- [TASK DIRECTIONS] Report all lines from the entries below in which "data" appears.
----------
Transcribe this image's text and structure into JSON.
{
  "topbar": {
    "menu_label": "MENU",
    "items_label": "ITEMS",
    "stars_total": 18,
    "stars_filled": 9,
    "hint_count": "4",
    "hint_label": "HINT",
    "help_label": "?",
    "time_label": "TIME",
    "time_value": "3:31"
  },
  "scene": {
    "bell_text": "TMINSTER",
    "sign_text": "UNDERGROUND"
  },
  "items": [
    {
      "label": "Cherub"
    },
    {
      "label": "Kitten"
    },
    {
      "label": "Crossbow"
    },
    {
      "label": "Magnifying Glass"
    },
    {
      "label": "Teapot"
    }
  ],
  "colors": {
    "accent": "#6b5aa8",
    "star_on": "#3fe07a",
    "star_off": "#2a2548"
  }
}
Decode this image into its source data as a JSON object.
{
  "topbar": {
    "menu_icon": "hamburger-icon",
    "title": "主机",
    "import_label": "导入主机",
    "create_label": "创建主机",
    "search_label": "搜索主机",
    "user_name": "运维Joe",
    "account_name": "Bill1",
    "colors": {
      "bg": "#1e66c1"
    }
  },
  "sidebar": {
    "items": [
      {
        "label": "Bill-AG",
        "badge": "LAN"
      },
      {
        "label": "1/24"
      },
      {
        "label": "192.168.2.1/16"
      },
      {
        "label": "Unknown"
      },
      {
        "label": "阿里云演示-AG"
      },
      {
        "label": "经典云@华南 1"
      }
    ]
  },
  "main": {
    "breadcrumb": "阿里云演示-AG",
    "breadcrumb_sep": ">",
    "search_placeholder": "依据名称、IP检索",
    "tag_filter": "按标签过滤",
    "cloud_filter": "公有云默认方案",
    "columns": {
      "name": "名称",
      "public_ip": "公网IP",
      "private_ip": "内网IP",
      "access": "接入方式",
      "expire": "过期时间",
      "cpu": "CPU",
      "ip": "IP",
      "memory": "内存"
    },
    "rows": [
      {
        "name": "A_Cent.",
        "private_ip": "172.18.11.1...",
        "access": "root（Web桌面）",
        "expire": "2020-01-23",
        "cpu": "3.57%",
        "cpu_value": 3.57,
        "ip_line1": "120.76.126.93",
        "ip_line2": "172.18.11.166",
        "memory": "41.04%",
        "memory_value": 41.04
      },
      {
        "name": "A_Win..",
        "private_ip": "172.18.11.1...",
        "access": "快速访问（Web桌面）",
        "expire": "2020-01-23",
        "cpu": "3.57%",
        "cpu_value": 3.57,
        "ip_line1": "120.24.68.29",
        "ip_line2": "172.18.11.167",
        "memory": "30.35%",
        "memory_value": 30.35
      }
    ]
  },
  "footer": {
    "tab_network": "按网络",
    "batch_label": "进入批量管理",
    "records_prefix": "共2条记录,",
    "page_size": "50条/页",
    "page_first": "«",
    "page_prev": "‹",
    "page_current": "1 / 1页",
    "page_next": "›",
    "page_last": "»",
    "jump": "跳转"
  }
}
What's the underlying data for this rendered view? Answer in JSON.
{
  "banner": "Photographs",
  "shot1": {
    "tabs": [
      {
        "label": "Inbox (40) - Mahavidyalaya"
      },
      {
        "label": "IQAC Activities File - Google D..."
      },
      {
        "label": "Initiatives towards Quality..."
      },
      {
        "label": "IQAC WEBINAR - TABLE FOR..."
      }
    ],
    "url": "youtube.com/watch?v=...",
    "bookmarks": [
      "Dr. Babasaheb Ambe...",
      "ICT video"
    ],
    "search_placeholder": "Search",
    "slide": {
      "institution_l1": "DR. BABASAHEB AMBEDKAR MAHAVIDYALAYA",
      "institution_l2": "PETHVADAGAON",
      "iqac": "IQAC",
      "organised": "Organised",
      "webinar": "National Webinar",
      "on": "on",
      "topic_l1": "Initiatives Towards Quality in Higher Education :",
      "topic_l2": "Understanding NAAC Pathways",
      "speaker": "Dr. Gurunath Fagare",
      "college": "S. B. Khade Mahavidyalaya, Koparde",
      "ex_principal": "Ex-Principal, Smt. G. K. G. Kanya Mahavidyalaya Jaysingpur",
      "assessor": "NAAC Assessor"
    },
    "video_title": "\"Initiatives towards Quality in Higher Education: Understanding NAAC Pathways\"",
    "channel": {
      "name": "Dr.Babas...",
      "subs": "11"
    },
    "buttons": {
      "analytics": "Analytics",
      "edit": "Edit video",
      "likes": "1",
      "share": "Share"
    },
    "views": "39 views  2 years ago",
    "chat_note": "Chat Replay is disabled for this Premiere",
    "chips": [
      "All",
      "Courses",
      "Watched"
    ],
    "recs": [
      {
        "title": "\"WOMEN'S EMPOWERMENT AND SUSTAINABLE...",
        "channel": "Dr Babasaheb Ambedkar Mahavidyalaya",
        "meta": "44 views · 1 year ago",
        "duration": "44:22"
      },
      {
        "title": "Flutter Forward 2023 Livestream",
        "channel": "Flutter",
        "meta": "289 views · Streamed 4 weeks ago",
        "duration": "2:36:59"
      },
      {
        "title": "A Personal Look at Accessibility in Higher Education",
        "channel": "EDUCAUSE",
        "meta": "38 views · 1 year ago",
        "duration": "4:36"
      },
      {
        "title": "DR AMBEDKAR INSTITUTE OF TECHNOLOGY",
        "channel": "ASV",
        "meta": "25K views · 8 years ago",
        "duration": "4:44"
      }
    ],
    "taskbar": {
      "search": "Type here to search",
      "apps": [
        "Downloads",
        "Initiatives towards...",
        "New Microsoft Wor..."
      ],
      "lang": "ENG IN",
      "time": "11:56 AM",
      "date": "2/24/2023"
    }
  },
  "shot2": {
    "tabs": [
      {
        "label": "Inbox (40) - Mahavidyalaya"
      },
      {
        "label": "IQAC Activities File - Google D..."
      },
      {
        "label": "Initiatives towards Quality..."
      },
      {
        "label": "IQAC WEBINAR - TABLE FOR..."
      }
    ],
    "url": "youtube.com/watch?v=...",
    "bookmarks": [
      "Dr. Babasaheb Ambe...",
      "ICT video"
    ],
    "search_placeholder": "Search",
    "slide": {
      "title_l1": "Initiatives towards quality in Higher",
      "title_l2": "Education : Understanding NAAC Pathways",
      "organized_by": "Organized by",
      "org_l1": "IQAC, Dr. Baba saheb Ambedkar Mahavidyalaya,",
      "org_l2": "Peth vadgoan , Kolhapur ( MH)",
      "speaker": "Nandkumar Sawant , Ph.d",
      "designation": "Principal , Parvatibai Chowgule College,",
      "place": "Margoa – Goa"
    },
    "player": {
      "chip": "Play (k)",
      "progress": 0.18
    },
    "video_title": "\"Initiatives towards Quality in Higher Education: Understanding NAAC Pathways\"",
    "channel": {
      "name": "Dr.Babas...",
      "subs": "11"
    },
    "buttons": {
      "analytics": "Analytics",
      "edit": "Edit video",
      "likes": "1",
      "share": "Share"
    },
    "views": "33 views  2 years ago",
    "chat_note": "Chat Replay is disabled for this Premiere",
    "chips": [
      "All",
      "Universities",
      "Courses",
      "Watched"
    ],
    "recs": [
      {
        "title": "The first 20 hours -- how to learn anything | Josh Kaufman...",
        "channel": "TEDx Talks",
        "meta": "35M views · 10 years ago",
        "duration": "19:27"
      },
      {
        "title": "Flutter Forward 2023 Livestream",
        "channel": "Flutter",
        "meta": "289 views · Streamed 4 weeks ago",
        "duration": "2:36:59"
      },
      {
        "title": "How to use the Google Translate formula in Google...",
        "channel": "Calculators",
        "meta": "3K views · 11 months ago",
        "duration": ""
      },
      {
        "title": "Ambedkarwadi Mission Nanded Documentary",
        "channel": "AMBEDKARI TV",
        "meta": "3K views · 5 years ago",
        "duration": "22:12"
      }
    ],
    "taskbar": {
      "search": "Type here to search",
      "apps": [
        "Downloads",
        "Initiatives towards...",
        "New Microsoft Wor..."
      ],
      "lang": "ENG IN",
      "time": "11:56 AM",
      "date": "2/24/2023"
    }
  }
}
----------
- [TASK SOLUTION]
Decode this image into its source data as a JSON object.
What's the underlying data for this rendered view? Answer in JSON.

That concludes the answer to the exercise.